[Dataset rows]
»»
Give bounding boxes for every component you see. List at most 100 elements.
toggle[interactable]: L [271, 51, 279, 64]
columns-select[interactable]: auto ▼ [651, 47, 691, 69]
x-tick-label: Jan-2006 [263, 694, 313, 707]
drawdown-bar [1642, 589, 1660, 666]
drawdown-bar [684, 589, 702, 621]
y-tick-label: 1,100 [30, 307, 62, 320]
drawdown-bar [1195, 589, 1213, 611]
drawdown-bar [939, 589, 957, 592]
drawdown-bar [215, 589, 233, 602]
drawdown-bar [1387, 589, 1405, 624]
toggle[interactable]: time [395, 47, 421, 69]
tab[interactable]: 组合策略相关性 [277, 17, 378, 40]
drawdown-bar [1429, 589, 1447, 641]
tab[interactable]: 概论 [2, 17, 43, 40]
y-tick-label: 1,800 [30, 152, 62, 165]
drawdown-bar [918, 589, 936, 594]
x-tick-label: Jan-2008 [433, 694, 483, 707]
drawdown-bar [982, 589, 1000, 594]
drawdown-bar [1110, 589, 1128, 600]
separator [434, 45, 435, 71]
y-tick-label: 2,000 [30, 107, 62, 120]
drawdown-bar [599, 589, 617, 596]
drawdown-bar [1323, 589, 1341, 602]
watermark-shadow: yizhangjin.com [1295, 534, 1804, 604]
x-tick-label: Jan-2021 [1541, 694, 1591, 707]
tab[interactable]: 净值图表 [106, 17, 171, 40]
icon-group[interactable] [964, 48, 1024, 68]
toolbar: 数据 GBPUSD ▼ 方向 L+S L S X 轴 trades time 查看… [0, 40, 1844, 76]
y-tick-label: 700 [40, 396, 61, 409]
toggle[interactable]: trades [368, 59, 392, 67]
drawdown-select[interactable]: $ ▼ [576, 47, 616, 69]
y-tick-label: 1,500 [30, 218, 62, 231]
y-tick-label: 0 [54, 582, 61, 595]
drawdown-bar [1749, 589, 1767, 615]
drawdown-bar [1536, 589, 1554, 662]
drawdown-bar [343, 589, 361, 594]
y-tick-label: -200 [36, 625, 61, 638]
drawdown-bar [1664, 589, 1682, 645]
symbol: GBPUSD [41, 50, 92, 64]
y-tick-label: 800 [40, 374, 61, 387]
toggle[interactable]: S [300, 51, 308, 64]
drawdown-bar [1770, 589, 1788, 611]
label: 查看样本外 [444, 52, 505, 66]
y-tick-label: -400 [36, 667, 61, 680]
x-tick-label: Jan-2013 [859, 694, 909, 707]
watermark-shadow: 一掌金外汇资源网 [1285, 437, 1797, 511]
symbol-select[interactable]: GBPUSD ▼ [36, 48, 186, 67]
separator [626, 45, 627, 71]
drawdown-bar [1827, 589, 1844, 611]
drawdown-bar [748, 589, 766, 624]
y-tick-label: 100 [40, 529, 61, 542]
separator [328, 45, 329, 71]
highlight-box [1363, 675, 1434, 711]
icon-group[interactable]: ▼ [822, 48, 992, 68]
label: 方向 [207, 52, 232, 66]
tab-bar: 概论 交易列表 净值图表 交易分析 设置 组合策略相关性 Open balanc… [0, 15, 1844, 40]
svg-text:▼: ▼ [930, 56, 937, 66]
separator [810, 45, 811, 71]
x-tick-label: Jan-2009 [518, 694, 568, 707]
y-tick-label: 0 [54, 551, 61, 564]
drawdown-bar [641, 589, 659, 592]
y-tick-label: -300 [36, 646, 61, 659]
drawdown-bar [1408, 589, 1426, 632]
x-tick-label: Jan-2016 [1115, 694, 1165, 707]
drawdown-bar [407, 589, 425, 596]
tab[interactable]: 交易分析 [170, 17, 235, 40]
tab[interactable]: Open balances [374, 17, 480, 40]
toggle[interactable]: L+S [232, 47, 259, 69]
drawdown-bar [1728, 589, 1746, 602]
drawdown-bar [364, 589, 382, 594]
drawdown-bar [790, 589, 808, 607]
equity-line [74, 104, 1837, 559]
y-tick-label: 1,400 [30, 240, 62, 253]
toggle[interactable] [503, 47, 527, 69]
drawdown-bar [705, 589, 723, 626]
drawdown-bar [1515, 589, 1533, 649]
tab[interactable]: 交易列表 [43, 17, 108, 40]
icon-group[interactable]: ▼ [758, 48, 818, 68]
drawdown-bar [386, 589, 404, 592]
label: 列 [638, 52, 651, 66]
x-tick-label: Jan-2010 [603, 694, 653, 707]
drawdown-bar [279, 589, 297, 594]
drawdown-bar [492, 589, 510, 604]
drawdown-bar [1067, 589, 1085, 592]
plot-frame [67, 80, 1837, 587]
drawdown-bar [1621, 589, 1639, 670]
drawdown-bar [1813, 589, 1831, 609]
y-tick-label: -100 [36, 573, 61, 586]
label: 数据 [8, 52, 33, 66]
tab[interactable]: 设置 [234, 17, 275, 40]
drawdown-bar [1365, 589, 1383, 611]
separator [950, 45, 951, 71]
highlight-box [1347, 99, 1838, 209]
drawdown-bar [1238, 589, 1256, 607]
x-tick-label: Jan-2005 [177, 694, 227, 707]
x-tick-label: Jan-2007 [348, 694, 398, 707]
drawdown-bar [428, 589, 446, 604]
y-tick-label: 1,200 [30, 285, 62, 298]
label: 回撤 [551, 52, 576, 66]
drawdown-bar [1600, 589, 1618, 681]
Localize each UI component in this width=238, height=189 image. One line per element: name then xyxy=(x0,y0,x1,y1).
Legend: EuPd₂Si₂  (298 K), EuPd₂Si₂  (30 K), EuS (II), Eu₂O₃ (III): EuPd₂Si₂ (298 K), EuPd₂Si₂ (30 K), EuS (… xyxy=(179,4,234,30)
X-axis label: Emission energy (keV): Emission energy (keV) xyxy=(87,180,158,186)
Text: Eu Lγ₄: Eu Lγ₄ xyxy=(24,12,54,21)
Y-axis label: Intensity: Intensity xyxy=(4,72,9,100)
««
Prompt> Copy out every one of the lines above, changing nothing.

Task answer>
Give bounding boxes for every component you see. List at most 100 elements.
toggle[interactable]: L [271, 51, 279, 64]
columns-select[interactable]: auto ▼ [651, 47, 691, 69]
x-tick-label: Jan-2006 [263, 694, 313, 707]
drawdown-bar [1642, 589, 1660, 666]
drawdown-bar [684, 589, 702, 621]
y-tick-label: 1,100 [30, 307, 62, 320]
drawdown-bar [1195, 589, 1213, 611]
drawdown-bar [939, 589, 957, 592]
drawdown-bar [215, 589, 233, 602]
drawdown-bar [1387, 589, 1405, 624]
toggle[interactable]: time [395, 47, 421, 69]
tab[interactable]: 组合策略相关性 [277, 17, 378, 40]
drawdown-bar [1429, 589, 1447, 641]
tab[interactable]: 概论 [2, 17, 43, 40]
y-tick-label: 1,800 [30, 152, 62, 165]
drawdown-bar [918, 589, 936, 594]
x-tick-label: Jan-2008 [433, 694, 483, 707]
drawdown-bar [982, 589, 1000, 594]
drawdown-bar [1110, 589, 1128, 600]
separator [434, 45, 435, 71]
y-tick-label: 2,000 [30, 107, 62, 120]
drawdown-bar [599, 589, 617, 596]
drawdown-bar [1323, 589, 1341, 602]
watermark-shadow: yizhangjin.com [1295, 534, 1804, 604]
x-tick-label: Jan-2021 [1541, 694, 1591, 707]
tab[interactable]: 净值图表 [106, 17, 171, 40]
icon-group[interactable] [964, 48, 1024, 68]
toolbar: 数据 GBPUSD ▼ 方向 L+S L S X 轴 trades time 查看… [0, 40, 1844, 76]
y-tick-label: 700 [40, 396, 61, 409]
toggle[interactable]: trades [368, 59, 392, 67]
drawdown-select[interactable]: $ ▼ [576, 47, 616, 69]
y-tick-label: 1,500 [30, 218, 62, 231]
y-tick-label: 0 [54, 582, 61, 595]
drawdown-bar [1749, 589, 1767, 615]
drawdown-bar [1536, 589, 1554, 662]
drawdown-bar [343, 589, 361, 594]
y-tick-label: -200 [36, 625, 61, 638]
drawdown-bar [1664, 589, 1682, 645]
symbol: GBPUSD [41, 50, 92, 64]
y-tick-label: 800 [40, 374, 61, 387]
toggle[interactable]: S [300, 51, 308, 64]
drawdown-bar [1770, 589, 1788, 611]
label: 查看样本外 [444, 52, 505, 66]
y-tick-label: -400 [36, 667, 61, 680]
x-tick-label: Jan-2013 [859, 694, 909, 707]
watermark-shadow: 一掌金外汇资源网 [1285, 437, 1797, 511]
symbol-select[interactable]: GBPUSD ▼ [36, 48, 186, 67]
separator [626, 45, 627, 71]
drawdown-bar [1827, 589, 1844, 611]
drawdown-bar [748, 589, 766, 624]
y-tick-label: 100 [40, 529, 61, 542]
separator [328, 45, 329, 71]
highlight-box [1363, 675, 1434, 711]
icon-group[interactable]: ▼ [822, 48, 992, 68]
label: 方向 [207, 52, 232, 66]
tab-bar: 概论 交易列表 净值图表 交易分析 设置 组合策略相关性 Open balanc… [0, 15, 1844, 40]
svg-text:▼: ▼ [930, 56, 937, 66]
separator [810, 45, 811, 71]
x-tick-label: Jan-2009 [518, 694, 568, 707]
y-tick-label: 0 [54, 551, 61, 564]
drawdown-bar [641, 589, 659, 592]
y-tick-label: -300 [36, 646, 61, 659]
drawdown-bar [1408, 589, 1426, 632]
x-tick-label: Jan-2016 [1115, 694, 1165, 707]
drawdown-bar [407, 589, 425, 596]
tab[interactable]: 交易分析 [170, 17, 235, 40]
tab[interactable]: Open balances [374, 17, 480, 40]
toggle[interactable]: L+S [232, 47, 259, 69]
drawdown-bar [1728, 589, 1746, 602]
drawdown-bar [364, 589, 382, 594]
drawdown-bar [790, 589, 808, 607]
equity-line [74, 104, 1837, 559]
y-tick-label: 1,400 [30, 240, 62, 253]
toggle[interactable] [503, 47, 527, 69]
drawdown-bar [705, 589, 723, 626]
drawdown-bar [1515, 589, 1533, 649]
tab[interactable]: 交易列表 [43, 17, 108, 40]
icon-group[interactable]: ▼ [758, 48, 818, 68]
drawdown-bar [386, 589, 404, 592]
label: 列 [638, 52, 651, 66]
x-tick-label: Jan-2010 [603, 694, 653, 707]
drawdown-bar [279, 589, 297, 594]
drawdown-bar [492, 589, 510, 604]
drawdown-bar [1067, 589, 1085, 592]
plot-frame [67, 80, 1837, 587]
drawdown-bar [1621, 589, 1639, 670]
drawdown-bar [1813, 589, 1831, 609]
y-tick-label: -100 [36, 573, 61, 586]
label: 数据 [8, 52, 33, 66]
tab[interactable]: 设置 [234, 17, 275, 40]
drawdown-bar [1365, 589, 1383, 611]
separator [950, 45, 951, 71]
highlight-box [1347, 99, 1838, 209]
drawdown-bar [1238, 589, 1256, 607]
x-tick-label: Jan-2005 [177, 694, 227, 707]
x-tick-label: Jan-2007 [348, 694, 398, 707]
drawdown-bar [428, 589, 446, 604]
y-tick-label: 1,200 [30, 285, 62, 298]
label: 回撤 [551, 52, 576, 66]
drawdown-bar [1600, 589, 1618, 681]
Localize each UI component in this width=238, height=189 image. One line per element: name then xyxy=(x0,y0,x1,y1).
Legend: EuPd₂Si₂  (298 K), EuPd₂Si₂  (30 K), EuS (II), Eu₂O₃ (III): EuPd₂Si₂ (298 K), EuPd₂Si₂ (30 K), EuS (… xyxy=(179,4,234,30)
X-axis label: Emission energy (keV): Emission energy (keV) xyxy=(87,180,158,186)
Text: Eu Lγ₄: Eu Lγ₄ xyxy=(24,12,54,21)
Y-axis label: Intensity: Intensity xyxy=(4,72,9,100)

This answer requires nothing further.